**Work to do**
Please write out the data below word for word, from its first line through the line containing "132, 323, 143]", including both.

**Provided entries**

__________

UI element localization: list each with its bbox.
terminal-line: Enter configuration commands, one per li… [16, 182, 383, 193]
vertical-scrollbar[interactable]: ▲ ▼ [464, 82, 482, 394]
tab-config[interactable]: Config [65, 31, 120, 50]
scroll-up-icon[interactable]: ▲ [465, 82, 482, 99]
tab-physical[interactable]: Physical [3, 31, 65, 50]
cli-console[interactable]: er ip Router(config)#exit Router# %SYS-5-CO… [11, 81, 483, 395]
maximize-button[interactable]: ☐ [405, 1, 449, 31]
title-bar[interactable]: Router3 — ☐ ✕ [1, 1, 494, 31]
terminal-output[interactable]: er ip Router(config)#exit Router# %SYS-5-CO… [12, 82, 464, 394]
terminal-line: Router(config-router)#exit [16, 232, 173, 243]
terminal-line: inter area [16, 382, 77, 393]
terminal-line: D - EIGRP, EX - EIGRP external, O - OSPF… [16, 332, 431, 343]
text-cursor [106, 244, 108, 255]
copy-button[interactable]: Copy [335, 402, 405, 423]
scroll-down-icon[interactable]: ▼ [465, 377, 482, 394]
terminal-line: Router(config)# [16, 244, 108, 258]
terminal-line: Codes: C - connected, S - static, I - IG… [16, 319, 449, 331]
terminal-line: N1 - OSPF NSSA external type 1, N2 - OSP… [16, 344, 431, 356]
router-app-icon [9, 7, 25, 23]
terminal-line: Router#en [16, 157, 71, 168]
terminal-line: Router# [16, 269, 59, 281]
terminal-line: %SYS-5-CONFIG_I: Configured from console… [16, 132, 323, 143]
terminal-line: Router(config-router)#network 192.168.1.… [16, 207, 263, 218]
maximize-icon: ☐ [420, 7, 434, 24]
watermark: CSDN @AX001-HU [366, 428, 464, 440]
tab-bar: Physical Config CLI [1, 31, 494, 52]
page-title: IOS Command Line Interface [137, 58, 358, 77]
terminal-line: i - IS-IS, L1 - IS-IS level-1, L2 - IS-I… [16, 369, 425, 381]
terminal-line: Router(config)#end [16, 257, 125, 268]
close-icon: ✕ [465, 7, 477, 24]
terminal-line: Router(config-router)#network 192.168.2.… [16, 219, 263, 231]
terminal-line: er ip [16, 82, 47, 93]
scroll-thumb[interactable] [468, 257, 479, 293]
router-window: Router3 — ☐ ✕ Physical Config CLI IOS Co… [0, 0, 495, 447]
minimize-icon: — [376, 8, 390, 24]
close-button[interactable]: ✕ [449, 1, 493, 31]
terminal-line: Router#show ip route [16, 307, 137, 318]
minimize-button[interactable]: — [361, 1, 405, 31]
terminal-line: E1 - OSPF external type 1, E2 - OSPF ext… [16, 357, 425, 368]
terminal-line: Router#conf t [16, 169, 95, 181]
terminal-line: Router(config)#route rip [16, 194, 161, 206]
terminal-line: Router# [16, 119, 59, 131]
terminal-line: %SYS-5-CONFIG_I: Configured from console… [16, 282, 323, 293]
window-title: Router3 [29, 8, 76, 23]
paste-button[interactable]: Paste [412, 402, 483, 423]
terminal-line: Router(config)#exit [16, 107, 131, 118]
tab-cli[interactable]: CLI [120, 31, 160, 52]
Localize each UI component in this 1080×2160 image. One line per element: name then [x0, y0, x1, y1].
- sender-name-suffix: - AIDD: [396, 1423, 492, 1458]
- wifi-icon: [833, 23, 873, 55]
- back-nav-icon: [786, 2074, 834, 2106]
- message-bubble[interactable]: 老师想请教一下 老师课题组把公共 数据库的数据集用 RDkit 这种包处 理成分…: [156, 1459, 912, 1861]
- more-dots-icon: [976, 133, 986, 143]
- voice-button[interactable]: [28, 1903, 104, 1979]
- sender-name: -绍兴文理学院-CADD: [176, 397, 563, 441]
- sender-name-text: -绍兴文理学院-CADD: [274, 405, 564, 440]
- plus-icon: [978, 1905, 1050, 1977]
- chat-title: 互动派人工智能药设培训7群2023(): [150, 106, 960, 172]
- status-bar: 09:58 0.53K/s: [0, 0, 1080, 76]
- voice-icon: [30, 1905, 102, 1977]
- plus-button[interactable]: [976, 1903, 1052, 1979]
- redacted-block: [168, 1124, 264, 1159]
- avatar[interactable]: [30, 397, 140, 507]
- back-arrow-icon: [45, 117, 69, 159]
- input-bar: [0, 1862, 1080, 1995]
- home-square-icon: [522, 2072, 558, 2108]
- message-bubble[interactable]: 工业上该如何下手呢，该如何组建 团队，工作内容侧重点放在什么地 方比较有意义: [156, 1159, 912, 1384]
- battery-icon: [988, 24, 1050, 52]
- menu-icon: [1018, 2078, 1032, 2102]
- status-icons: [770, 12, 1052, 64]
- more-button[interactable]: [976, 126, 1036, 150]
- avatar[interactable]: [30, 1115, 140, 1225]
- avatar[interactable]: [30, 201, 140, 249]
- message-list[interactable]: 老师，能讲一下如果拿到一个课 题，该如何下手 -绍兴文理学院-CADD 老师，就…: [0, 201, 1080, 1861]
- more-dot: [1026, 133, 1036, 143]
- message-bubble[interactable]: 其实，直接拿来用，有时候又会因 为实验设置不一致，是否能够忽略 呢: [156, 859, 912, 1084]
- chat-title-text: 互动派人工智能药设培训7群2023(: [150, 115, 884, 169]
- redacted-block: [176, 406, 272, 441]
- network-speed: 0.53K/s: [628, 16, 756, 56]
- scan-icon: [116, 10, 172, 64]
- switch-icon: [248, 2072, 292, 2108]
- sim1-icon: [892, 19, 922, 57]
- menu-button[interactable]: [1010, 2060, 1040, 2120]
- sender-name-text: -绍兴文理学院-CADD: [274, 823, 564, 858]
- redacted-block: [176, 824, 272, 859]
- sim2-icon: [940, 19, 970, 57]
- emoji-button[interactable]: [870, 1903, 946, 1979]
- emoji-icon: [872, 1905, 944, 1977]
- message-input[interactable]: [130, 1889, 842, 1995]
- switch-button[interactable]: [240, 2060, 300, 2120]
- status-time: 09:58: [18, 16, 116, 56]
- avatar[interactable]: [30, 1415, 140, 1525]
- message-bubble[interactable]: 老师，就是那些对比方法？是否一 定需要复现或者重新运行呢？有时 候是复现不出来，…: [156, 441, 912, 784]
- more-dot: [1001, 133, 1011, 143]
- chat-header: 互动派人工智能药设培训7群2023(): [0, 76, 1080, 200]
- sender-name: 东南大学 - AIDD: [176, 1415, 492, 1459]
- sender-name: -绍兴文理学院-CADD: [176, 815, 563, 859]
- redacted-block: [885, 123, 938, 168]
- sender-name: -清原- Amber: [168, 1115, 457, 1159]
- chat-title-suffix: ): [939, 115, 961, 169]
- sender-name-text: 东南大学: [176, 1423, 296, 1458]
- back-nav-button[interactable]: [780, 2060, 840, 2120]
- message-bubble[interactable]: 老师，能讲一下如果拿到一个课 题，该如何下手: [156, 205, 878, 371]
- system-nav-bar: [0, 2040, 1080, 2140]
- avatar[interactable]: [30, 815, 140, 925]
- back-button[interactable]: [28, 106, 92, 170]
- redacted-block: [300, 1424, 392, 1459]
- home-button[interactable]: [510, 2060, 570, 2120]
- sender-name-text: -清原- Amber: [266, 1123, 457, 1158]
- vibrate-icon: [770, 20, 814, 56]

__________

**Solution for this problem**
UI element localization: list each with its bbox.
terminal-line: Enter configuration commands, one per li… [16, 182, 383, 193]
vertical-scrollbar[interactable]: ▲ ▼ [464, 82, 482, 394]
tab-config[interactable]: Config [65, 31, 120, 50]
scroll-up-icon[interactable]: ▲ [465, 82, 482, 99]
tab-physical[interactable]: Physical [3, 31, 65, 50]
cli-console[interactable]: er ip Router(config)#exit Router# %SYS-5-CO… [11, 81, 483, 395]
maximize-button[interactable]: ☐ [405, 1, 449, 31]
title-bar[interactable]: Router3 — ☐ ✕ [1, 1, 494, 31]
terminal-output[interactable]: er ip Router(config)#exit Router# %SYS-5-CO… [12, 82, 464, 394]
terminal-line: Router(config-router)#exit [16, 232, 173, 243]
terminal-line: inter area [16, 382, 77, 393]
terminal-line: D - EIGRP, EX - EIGRP external, O - OSPF… [16, 332, 431, 343]
text-cursor [106, 244, 108, 255]
copy-button[interactable]: Copy [335, 402, 405, 423]
scroll-down-icon[interactable]: ▼ [465, 377, 482, 394]
terminal-line: Router(config)# [16, 244, 108, 258]
terminal-line: Codes: C - connected, S - static, I - IG… [16, 319, 449, 331]
terminal-line: N1 - OSPF NSSA external type 1, N2 - OSP… [16, 344, 431, 356]
router-app-icon [9, 7, 25, 23]
terminal-line: Router#en [16, 157, 71, 168]
terminal-line: Router# [16, 269, 59, 281]
terminal-line: %SYS-5-CONFIG_I: Configured from console… [16, 132, 323, 143]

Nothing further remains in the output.